Instruction
Transcribe the entries exactly; images are not part of the copy.

Information supplied

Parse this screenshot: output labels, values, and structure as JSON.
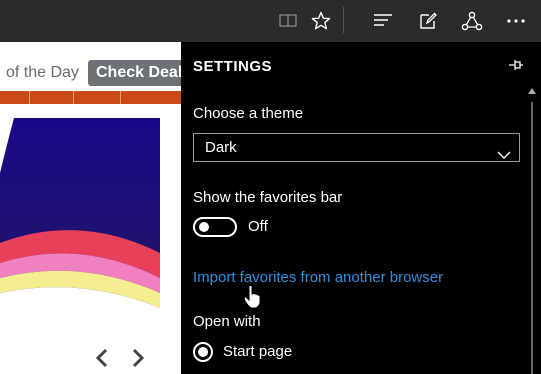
{
  "toolbar": {
    "icons": [
      "reading-view-icon",
      "favorites-star-icon",
      "hub-icon",
      "web-note-icon",
      "share-icon",
      "more-icon"
    ]
  },
  "webpage": {
    "deal_text": "of the Day",
    "deal_button": "Check Deal",
    "colors": {
      "banner_top": "#1a0a8a",
      "orange": "#c94a14"
    }
  },
  "settings": {
    "title": "SETTINGS",
    "theme_label": "Choose a theme",
    "theme_value": "Dark",
    "favorites_bar_label": "Show the favorites bar",
    "favorites_bar_state": "Off",
    "import_link": "Import favorites from another browser",
    "open_with_label": "Open with",
    "open_with_option": "Start page"
  },
  "colors": {
    "panel_bg": "#000000",
    "link": "#2f8fdc",
    "toolbar_bg": "#2b2b2b"
  }
}
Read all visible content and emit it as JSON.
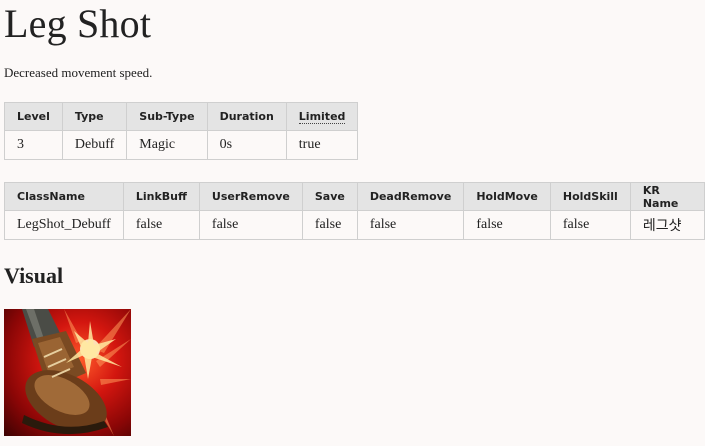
{
  "page": {
    "title": "Leg Shot",
    "description": "Decreased movement speed."
  },
  "info_table": {
    "headers": [
      "Level",
      "Type",
      "Sub-Type",
      "Duration",
      "Limited"
    ],
    "row": [
      "3",
      "Debuff",
      "Magic",
      "0s",
      "true"
    ]
  },
  "props_table": {
    "headers": [
      "ClassName",
      "LinkBuff",
      "UserRemove",
      "Save",
      "DeadRemove",
      "HoldMove",
      "HoldSkill",
      "KR Name"
    ],
    "row": [
      "LegShot_Debuff",
      "false",
      "false",
      "false",
      "false",
      "false",
      "false",
      "레그샷"
    ]
  },
  "visual": {
    "heading": "Visual",
    "icon": "boot-kick-icon"
  },
  "colors": {
    "background": "#fcf9f8",
    "header_bg": "#e4e4e4",
    "border": "#cfcfcf"
  }
}
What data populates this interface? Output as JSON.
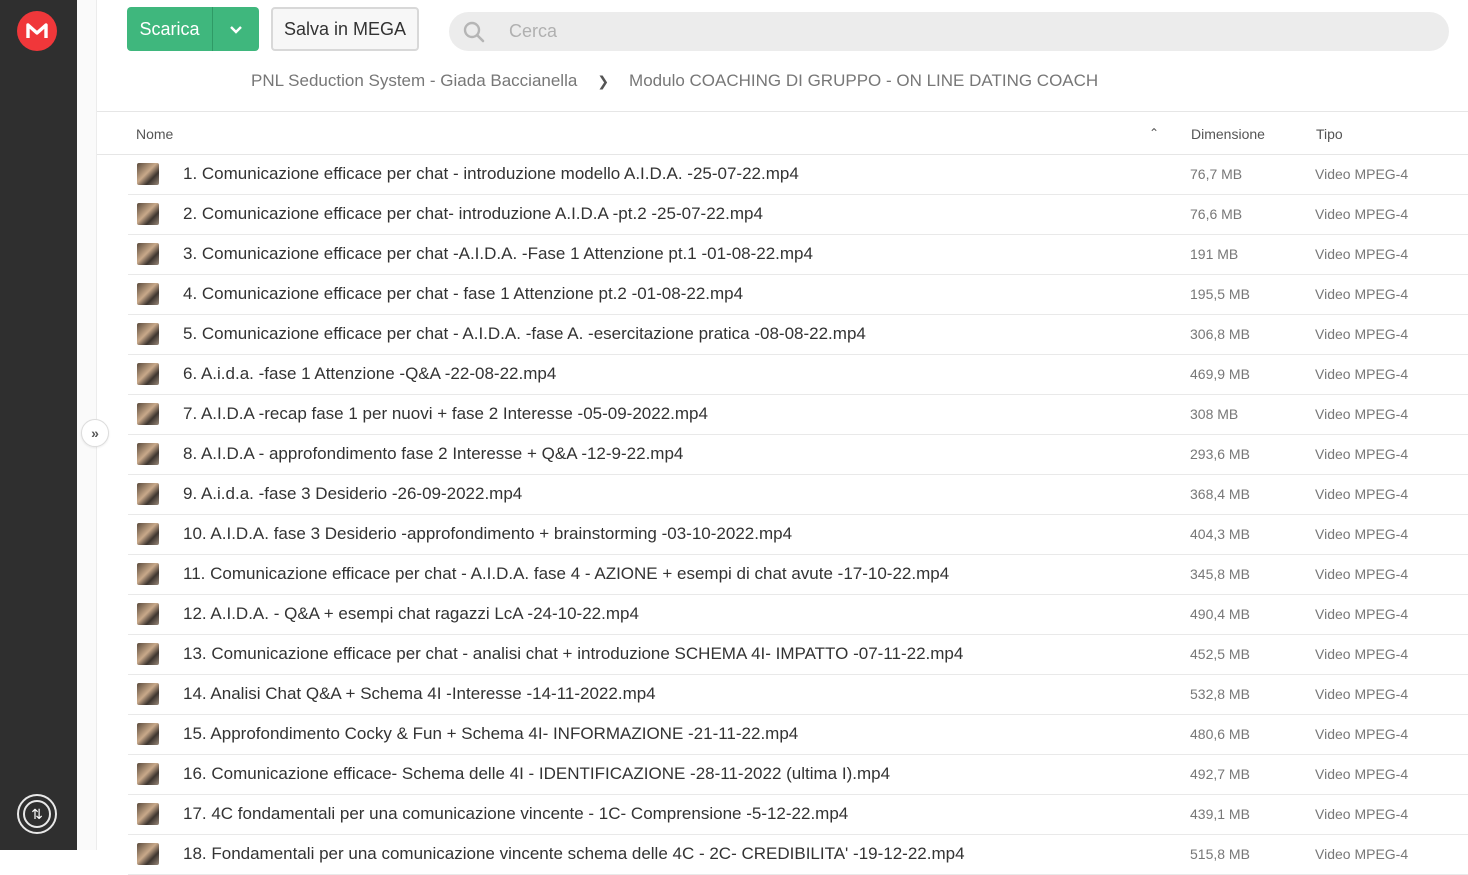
{
  "colors": {
    "accent": "#3fb77d",
    "brand": "#f0373a",
    "sidebar": "#2f2f2f"
  },
  "toolbar": {
    "download_label": "Scarica",
    "save_label": "Salva in MEGA",
    "search_placeholder": "Cerca"
  },
  "breadcrumb": {
    "parent": "PNL Seduction System - Giada Baccianella",
    "current": "Modulo COACHING DI GRUPPO - ON LINE DATING COACH"
  },
  "table": {
    "headers": {
      "name": "Nome",
      "size": "Dimensione",
      "type": "Tipo"
    },
    "rows": [
      {
        "name": "1. Comunicazione efficace per chat - introduzione modello A.I.D.A. -25-07-22.mp4",
        "size": "76,7 MB",
        "type": "Video MPEG-4"
      },
      {
        "name": "2. Comunicazione efficace per chat- introduzione A.I.D.A -pt.2 -25-07-22.mp4",
        "size": "76,6 MB",
        "type": "Video MPEG-4"
      },
      {
        "name": "3. Comunicazione efficace per chat -A.I.D.A. -Fase 1 Attenzione pt.1 -01-08-22.mp4",
        "size": "191 MB",
        "type": "Video MPEG-4"
      },
      {
        "name": "4. Comunicazione efficace per chat - fase 1 Attenzione pt.2 -01-08-22.mp4",
        "size": "195,5 MB",
        "type": "Video MPEG-4"
      },
      {
        "name": "5. Comunicazione efficace per chat - A.I.D.A. -fase A. -esercitazione pratica -08-08-22.mp4",
        "size": "306,8 MB",
        "type": "Video MPEG-4"
      },
      {
        "name": "6. A.i.d.a. -fase 1 Attenzione -Q&A -22-08-22.mp4",
        "size": "469,9 MB",
        "type": "Video MPEG-4"
      },
      {
        "name": "7. A.I.D.A -recap fase 1 per nuovi + fase 2 Interesse -05-09-2022.mp4",
        "size": "308 MB",
        "type": "Video MPEG-4"
      },
      {
        "name": "8. A.I.D.A - approfondimento fase 2 Interesse + Q&A -12-9-22.mp4",
        "size": "293,6 MB",
        "type": "Video MPEG-4"
      },
      {
        "name": "9. A.i.d.a. -fase 3 Desiderio -26-09-2022.mp4",
        "size": "368,4 MB",
        "type": "Video MPEG-4"
      },
      {
        "name": "10. A.I.D.A. fase 3 Desiderio -approfondimento + brainstorming -03-10-2022.mp4",
        "size": "404,3 MB",
        "type": "Video MPEG-4"
      },
      {
        "name": "11. Comunicazione efficace per chat - A.I.D.A. fase 4 - AZIONE + esempi di chat avute -17-10-22.mp4",
        "size": "345,8 MB",
        "type": "Video MPEG-4"
      },
      {
        "name": "12. A.I.D.A. - Q&A + esempi chat ragazzi LcA -24-10-22.mp4",
        "size": "490,4 MB",
        "type": "Video MPEG-4"
      },
      {
        "name": "13. Comunicazione efficace per chat - analisi chat + introduzione SCHEMA 4I- IMPATTO -07-11-22.mp4",
        "size": "452,5 MB",
        "type": "Video MPEG-4"
      },
      {
        "name": "14. Analisi Chat Q&A + Schema 4I -Interesse -14-11-2022.mp4",
        "size": "532,8 MB",
        "type": "Video MPEG-4"
      },
      {
        "name": "15. Approfondimento Cocky & Fun + Schema 4I- INFORMAZIONE -21-11-22.mp4",
        "size": "480,6 MB",
        "type": "Video MPEG-4"
      },
      {
        "name": "16. Comunicazione efficace- Schema delle 4I - IDENTIFICAZIONE -28-11-2022 (ultima I).mp4",
        "size": "492,7 MB",
        "type": "Video MPEG-4"
      },
      {
        "name": "17. 4C fondamentali per una comunicazione vincente - 1C- Comprensione -5-12-22.mp4",
        "size": "439,1 MB",
        "type": "Video MPEG-4"
      },
      {
        "name": "18. Fondamentali per una comunicazione vincente schema delle 4C - 2C- CREDIBILITA' -19-12-22.mp4",
        "size": "515,8 MB",
        "type": "Video MPEG-4"
      }
    ]
  }
}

Solution to this problem
Parse this screenshot: output labels, values, and structure as JSON.
{
  "toolbar": {
    "icons": [
      "reading-view-icon",
      "favorites-star-icon",
      "hub-icon",
      "web-note-icon",
      "share-icon",
      "more-icon"
    ]
  },
  "webpage": {
    "deal_text": "of the Day",
    "deal_button": "Check Deal",
    "colors": {
      "banner_top": "#1a0a8a",
      "orange": "#c94a14"
    }
  },
  "settings": {
    "title": "SETTINGS",
    "theme_label": "Choose a theme",
    "theme_value": "Dark",
    "favorites_bar_label": "Show the favorites bar",
    "favorites_bar_state": "Off",
    "import_link": "Import favorites from another browser",
    "open_with_label": "Open with",
    "open_with_option": "Start page"
  },
  "colors": {
    "panel_bg": "#000000",
    "link": "#2f8fdc",
    "toolbar_bg": "#2b2b2b"
  }
}
Read all visible content and emit it as JSON.
{
  "page": {
    "title": "Leg Shot",
    "description": "Decreased movement speed."
  },
  "info_table": {
    "headers": [
      "Level",
      "Type",
      "Sub-Type",
      "Duration",
      "Limited"
    ],
    "row": [
      "3",
      "Debuff",
      "Magic",
      "0s",
      "true"
    ]
  },
  "props_table": {
    "headers": [
      "ClassName",
      "LinkBuff",
      "UserRemove",
      "Save",
      "DeadRemove",
      "HoldMove",
      "HoldSkill",
      "KR Name"
    ],
    "row": [
      "LegShot_Debuff",
      "false",
      "false",
      "false",
      "false",
      "false",
      "false",
      "레그샷"
    ]
  },
  "visual": {
    "heading": "Visual",
    "icon": "boot-kick-icon"
  },
  "colors": {
    "background": "#fcf9f8",
    "header_bg": "#e4e4e4",
    "border": "#cfcfcf"
  }
}
What data populates this interface? Output as JSON.
{
  "colors": {
    "accent": "#3fb77d",
    "brand": "#f0373a",
    "sidebar": "#2f2f2f"
  },
  "toolbar": {
    "download_label": "Scarica",
    "save_label": "Salva in MEGA",
    "search_placeholder": "Cerca"
  },
  "breadcrumb": {
    "parent": "PNL Seduction System - Giada Baccianella",
    "current": "Modulo COACHING DI GRUPPO - ON LINE DATING COACH"
  },
  "table": {
    "headers": {
      "name": "Nome",
      "size": "Dimensione",
      "type": "Tipo"
    },
    "rows": [
      {
        "name": "1. Comunicazione efficace per chat - introduzione modello A.I.D.A. -25-07-22.mp4",
        "size": "76,7 MB",
        "type": "Video MPEG-4"
      },
      {
        "name": "2. Comunicazione efficace per chat- introduzione A.I.D.A -pt.2 -25-07-22.mp4",
        "size": "76,6 MB",
        "type": "Video MPEG-4"
      },
      {
        "name": "3. Comunicazione efficace per chat -A.I.D.A. -Fase 1 Attenzione pt.1 -01-08-22.mp4",
        "size": "191 MB",
        "type": "Video MPEG-4"
      },
      {
        "name": "4. Comunicazione efficace per chat - fase 1 Attenzione pt.2 -01-08-22.mp4",
        "size": "195,5 MB",
        "type": "Video MPEG-4"
      },
      {
        "name": "5. Comunicazione efficace per chat - A.I.D.A. -fase A. -esercitazione pratica -08-08-22.mp4",
        "size": "306,8 MB",
        "type": "Video MPEG-4"
      },
      {
        "name": "6. A.i.d.a. -fase 1 Attenzione -Q&A -22-08-22.mp4",
        "size": "469,9 MB",
        "type": "Video MPEG-4"
      },
      {
        "name": "7. A.I.D.A -recap fase 1 per nuovi + fase 2 Interesse -05-09-2022.mp4",
        "size": "308 MB",
        "type": "Video MPEG-4"
      },
      {
        "name": "8. A.I.D.A - approfondimento fase 2 Interesse + Q&A -12-9-22.mp4",
        "size": "293,6 MB",
        "type": "Video MPEG-4"
      },
      {
        "name": "9. A.i.d.a. -fase 3 Desiderio -26-09-2022.mp4",
        "size": "368,4 MB",
        "type": "Video MPEG-4"
      },
      {
        "name": "10. A.I.D.A. fase 3 Desiderio -approfondimento + brainstorming -03-10-2022.mp4",
        "size": "404,3 MB",
        "type": "Video MPEG-4"
      },
      {
        "name": "11. Comunicazione efficace per chat - A.I.D.A. fase 4 - AZIONE + esempi di chat avute -17-10-22.mp4",
        "size": "345,8 MB",
        "type": "Video MPEG-4"
      },
      {
        "name": "12. A.I.D.A. - Q&A + esempi chat ragazzi LcA -24-10-22.mp4",
        "size": "490,4 MB",
        "type": "Video MPEG-4"
      },
      {
        "name": "13. Comunicazione efficace per chat - analisi chat + introduzione SCHEMA 4I- IMPATTO -07-11-22.mp4",
        "size": "452,5 MB",
        "type": "Video MPEG-4"
      },
      {
        "name": "14. Analisi Chat Q&A + Schema 4I -Interesse -14-11-2022.mp4",
        "size": "532,8 MB",
        "type": "Video MPEG-4"
      },
      {
        "name": "15. Approfondimento Cocky & Fun + Schema 4I- INFORMAZIONE -21-11-22.mp4",
        "size": "480,6 MB",
        "type": "Video MPEG-4"
      },
      {
        "name": "16. Comunicazione efficace- Schema delle 4I - IDENTIFICAZIONE -28-11-2022 (ultima I).mp4",
        "size": "492,7 MB",
        "type": "Video MPEG-4"
      },
      {
        "name": "17. 4C fondamentali per una comunicazione vincente - 1C- Comprensione -5-12-22.mp4",
        "size": "439,1 MB",
        "type": "Video MPEG-4"
      },
      {
        "name": "18. Fondamentali per una comunicazione vincente schema delle 4C - 2C- CREDIBILITA' -19-12-22.mp4",
        "size": "515,8 MB",
        "type": "Video MPEG-4"
      }
    ]
  }
}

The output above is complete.